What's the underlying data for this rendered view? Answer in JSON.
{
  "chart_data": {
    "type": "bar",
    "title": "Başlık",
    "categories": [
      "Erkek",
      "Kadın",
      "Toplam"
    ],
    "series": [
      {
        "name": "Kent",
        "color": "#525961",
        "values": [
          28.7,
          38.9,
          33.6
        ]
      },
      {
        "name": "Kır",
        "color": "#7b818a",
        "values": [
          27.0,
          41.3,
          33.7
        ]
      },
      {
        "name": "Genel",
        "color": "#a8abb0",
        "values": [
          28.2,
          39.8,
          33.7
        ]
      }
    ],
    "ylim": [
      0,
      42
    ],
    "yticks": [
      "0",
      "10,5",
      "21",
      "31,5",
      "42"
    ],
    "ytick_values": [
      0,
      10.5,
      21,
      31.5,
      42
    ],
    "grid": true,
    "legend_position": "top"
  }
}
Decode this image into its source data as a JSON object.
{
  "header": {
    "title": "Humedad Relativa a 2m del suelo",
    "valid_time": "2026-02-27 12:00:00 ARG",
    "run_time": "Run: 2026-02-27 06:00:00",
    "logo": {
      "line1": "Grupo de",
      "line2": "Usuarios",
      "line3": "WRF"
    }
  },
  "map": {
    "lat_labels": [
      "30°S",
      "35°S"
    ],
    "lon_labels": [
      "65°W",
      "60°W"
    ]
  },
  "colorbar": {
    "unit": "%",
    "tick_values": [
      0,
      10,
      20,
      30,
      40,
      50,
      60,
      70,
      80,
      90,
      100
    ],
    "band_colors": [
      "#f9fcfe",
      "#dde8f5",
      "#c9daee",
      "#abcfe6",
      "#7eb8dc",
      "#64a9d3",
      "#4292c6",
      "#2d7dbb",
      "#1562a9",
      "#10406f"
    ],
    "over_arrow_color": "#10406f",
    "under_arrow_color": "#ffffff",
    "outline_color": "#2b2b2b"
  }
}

Short problem
State how many lines in the records above contain the word "JSON", and give only that number.

Answer for the task
2